PROVIDED DATA:
--------------------
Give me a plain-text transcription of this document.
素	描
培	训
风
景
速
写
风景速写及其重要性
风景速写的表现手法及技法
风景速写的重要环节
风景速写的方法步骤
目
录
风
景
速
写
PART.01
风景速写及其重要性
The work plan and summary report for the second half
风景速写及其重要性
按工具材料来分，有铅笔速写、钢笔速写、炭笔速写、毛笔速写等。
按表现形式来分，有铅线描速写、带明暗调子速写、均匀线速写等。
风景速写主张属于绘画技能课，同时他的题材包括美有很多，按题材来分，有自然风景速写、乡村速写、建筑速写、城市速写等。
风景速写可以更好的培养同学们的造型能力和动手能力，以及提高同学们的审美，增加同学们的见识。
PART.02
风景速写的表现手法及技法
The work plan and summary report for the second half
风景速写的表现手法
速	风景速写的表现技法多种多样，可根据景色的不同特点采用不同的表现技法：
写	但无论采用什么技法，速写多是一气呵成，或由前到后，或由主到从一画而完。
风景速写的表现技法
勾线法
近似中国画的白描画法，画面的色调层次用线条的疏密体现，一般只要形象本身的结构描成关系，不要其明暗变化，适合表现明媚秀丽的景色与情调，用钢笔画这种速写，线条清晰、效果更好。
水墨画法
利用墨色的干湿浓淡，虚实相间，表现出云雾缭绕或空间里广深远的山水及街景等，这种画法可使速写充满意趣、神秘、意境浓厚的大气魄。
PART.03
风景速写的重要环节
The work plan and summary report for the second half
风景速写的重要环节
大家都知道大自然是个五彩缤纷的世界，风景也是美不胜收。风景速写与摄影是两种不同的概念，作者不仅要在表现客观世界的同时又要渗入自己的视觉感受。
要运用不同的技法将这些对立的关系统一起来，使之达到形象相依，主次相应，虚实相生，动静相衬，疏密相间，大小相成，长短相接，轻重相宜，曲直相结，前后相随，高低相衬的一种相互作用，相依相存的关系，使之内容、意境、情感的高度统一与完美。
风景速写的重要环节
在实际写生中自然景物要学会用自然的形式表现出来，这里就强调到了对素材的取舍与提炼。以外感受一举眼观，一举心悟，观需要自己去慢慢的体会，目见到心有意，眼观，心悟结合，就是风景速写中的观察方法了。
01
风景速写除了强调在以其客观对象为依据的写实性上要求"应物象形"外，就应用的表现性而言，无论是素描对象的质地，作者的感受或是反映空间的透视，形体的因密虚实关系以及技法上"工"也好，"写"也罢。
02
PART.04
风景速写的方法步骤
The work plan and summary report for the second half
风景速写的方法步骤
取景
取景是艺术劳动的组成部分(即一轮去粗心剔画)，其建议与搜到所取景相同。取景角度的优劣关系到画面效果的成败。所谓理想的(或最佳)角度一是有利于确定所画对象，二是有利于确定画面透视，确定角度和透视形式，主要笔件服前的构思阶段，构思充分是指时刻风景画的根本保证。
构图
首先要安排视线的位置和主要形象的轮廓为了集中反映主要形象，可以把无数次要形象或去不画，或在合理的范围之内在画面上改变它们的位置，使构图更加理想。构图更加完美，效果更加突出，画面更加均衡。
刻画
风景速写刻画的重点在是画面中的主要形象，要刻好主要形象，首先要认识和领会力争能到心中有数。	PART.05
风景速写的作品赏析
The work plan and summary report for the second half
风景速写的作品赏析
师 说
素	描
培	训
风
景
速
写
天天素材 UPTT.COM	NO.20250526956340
--------------------
AIM OF THE TASK: Repeat the data exactly. Leave nothing out.

OUTPUT FOR THIS EXERCISE:
Give me a plain-text transcription of this document.
素	描
培	训
风
景
速
写
风景速写及其重要性
风景速写的表现手法及技法
风景速写的重要环节
风景速写的方法步骤
目
录
风
景
速
写
PART.01
风景速写及其重要性
The work plan and summary report for the second half
风景速写及其重要性
按工具材料来分，有铅笔速写、钢笔速写、炭笔速写、毛笔速写等。
按表现形式来分，有铅线描速写、带明暗调子速写、均匀线速写等。
风景速写主张属于绘画技能课，同时他的题材包括美有很多，按题材来分，有自然风景速写、乡村速写、建筑速写、城市速写等。
风景速写可以更好的培养同学们的造型能力和动手能力，以及提高同学们的审美，增加同学们的见识。
PART.02
风景速写的表现手法及技法
The work plan and summary report for the second half
风景速写的表现手法
速	风景速写的表现技法多种多样，可根据景色的不同特点采用不同的表现技法：
写	但无论采用什么技法，速写多是一气呵成，或由前到后，或由主到从一画而完。
风景速写的表现技法
勾线法
近似中国画的白描画法，画面的色调层次用线条的疏密体现，一般只要形象本身的结构描成关系，不要其明暗变化，适合表现明媚秀丽的景色与情调，用钢笔画这种速写，线条清晰、效果更好。
水墨画法
利用墨色的干湿浓淡，虚实相间，表现出云雾缭绕或空间里广深远的山水及街景等，这种画法可使速写充满意趣、神秘、意境浓厚的大气魄。
PART.03
风景速写的重要环节
The work plan and summary report for the second half
风景速写的重要环节
大家都知道大自然是个五彩缤纷的世界，风景也是美不胜收。风景速写与摄影是两种不同的概念，作者不仅要在表现客观世界的同时又要渗入自己的视觉感受。
要运用不同的技法将这些对立的关系统一起来，使之达到形象相依，主次相应，虚实相生，动静相衬，疏密相间，大小相成，长短相接，轻重相宜，曲直相结，前后相随，高低相衬的一种相互作用，相依相存的关系，使之内容、意境、情感的高度统一与完美。
风景速写的重要环节
在实际写生中自然景物要学会用自然的形式表现出来，这里就强调到了对素材的取舍与提炼。以外感受一举眼观，一举心悟，观需要自己去慢慢的体会，目见到心有意，眼观，心悟结合，就是风景速写中的观察方法了。
01
风景速写除了强调在以其客观对象为依据的写实性上要求"应物象形"外，就应用的表现性而言，无论是素描对象的质地，作者的感受或是反映空间的透视，形体的因密虚实关系以及技法上"工"也好，"写"也罢。
02
PART.04
风景速写的方法步骤
The work plan and summary report for the second half
风景速写的方法步骤
取景
取景是艺术劳动的组成部分(即一轮去粗心剔画)，其建议与搜到所取景相同。取景角度的优劣关系到画面效果的成败。所谓理想的(或最佳)角度一是有利于确定所画对象，二是有利于确定画面透视，确定角度和透视形式，主要笔件服前的构思阶段，构思充分是指时刻风景画的根本保证。
构图
首先要安排视线的位置和主要形象的轮廓为了集中反映主要形象，可以把无数次要形象或去不画，或在合理的范围之内在画面上改变它们的位置，使构图更加理想。构图更加完美，效果更加突出，画面更加均衡。
刻画
风景速写刻画的重点在是画面中的主要形象，要刻好主要形象，首先要认识和领会力争能到心中有数。	PART.05
风景速写的作品赏析
The work plan and summary report for the second half
风景速写的作品赏析
师 说
素	描
培	训
风
景
速
写
天天素材 UPTT.COM	NO.20250526956340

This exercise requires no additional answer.